Provided data -
====

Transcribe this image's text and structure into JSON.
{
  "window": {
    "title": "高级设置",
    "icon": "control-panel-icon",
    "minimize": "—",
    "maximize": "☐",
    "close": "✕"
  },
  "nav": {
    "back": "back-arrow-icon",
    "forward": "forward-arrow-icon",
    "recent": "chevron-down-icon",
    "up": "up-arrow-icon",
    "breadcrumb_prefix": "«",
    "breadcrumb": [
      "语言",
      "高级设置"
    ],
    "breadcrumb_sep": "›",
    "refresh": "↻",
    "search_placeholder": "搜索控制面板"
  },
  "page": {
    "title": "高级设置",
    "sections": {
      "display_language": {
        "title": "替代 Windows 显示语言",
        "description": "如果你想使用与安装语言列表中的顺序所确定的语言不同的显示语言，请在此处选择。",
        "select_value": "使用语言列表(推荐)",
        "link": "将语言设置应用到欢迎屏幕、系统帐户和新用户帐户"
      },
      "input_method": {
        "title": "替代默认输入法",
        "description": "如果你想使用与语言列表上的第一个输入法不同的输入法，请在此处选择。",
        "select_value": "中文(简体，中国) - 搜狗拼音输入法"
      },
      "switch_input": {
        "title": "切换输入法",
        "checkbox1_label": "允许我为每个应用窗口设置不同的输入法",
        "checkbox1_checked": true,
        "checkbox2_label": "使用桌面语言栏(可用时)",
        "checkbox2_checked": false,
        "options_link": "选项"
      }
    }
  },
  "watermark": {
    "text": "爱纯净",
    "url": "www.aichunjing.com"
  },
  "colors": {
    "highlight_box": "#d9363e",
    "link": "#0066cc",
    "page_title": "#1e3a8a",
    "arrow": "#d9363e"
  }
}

====

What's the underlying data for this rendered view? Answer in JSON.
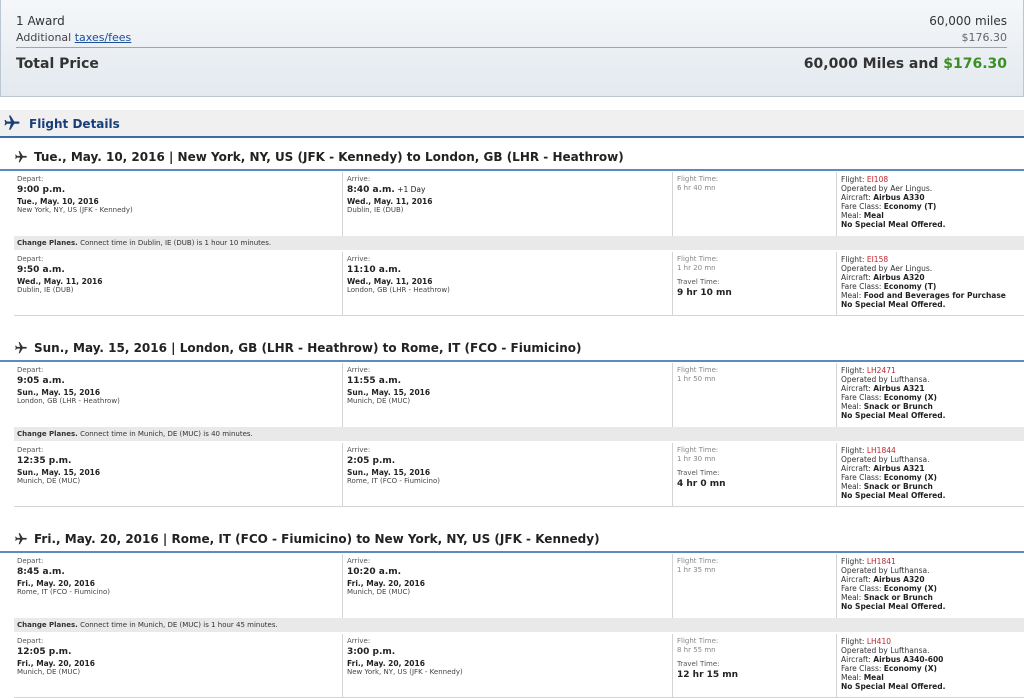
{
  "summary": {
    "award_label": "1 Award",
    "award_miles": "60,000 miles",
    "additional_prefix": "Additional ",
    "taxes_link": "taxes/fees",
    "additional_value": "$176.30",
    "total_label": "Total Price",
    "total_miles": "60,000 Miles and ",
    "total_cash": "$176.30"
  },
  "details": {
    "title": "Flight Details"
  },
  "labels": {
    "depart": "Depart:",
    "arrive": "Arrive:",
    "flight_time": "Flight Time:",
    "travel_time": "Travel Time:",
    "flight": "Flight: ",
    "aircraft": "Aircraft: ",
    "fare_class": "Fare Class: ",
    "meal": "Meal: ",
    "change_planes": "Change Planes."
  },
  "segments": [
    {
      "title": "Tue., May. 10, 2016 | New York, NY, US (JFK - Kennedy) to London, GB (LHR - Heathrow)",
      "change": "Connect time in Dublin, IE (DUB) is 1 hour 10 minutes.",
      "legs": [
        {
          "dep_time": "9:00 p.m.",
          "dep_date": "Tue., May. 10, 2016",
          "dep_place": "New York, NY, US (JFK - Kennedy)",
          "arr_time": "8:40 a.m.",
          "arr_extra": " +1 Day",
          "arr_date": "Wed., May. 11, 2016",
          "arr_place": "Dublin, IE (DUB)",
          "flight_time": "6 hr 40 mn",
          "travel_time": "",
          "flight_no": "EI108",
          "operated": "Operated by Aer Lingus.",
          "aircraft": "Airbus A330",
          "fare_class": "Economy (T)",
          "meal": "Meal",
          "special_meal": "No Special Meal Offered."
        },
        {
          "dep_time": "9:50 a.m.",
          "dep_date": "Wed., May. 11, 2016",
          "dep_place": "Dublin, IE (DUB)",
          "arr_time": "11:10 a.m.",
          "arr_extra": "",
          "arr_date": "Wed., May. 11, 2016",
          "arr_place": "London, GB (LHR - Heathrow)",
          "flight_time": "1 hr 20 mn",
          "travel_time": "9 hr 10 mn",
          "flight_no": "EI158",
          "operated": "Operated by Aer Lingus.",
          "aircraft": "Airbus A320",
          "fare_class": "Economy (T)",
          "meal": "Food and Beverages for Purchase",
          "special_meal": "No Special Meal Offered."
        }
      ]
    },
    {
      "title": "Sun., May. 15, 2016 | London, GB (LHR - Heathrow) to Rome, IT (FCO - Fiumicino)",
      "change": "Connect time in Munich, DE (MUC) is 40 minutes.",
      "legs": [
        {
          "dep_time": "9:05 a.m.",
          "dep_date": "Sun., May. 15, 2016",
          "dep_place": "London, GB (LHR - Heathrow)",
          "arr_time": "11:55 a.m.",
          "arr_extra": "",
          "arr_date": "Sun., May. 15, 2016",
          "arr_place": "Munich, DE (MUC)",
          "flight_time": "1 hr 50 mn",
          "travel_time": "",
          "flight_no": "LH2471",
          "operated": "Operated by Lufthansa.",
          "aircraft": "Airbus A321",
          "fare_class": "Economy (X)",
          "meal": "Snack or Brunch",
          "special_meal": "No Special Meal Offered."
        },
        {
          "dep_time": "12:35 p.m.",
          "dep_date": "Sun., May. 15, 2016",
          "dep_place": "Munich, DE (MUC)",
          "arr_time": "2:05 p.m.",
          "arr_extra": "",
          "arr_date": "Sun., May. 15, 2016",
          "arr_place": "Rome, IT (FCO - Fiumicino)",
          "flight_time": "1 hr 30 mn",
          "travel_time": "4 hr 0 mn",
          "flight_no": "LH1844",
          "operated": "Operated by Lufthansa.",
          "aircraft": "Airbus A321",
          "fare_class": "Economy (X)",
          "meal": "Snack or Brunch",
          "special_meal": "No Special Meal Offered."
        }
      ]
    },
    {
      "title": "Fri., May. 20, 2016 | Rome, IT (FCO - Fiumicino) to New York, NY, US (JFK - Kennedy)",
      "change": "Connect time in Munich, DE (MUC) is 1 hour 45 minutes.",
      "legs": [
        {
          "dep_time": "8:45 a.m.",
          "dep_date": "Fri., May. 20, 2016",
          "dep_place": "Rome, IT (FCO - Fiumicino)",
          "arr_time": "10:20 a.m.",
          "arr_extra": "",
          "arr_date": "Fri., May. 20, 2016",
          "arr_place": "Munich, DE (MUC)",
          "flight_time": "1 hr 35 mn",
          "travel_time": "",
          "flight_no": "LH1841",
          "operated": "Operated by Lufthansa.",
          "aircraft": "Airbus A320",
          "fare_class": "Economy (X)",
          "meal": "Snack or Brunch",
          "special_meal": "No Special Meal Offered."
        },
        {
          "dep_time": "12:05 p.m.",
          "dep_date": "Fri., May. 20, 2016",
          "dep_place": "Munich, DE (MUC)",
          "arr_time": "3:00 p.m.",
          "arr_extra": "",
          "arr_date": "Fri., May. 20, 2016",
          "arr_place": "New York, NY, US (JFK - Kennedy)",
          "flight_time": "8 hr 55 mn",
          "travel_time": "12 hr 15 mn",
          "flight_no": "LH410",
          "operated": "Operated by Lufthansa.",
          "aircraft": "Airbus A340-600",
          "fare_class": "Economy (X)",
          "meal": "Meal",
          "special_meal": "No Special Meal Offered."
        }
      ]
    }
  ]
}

====

Extract all lines that hold the word "arrow".

    "back": "back-arrow-icon",
    "forward": "forward-arrow-icon",
    "up": "up-arrow-icon",
    "arrow": "#d9363e"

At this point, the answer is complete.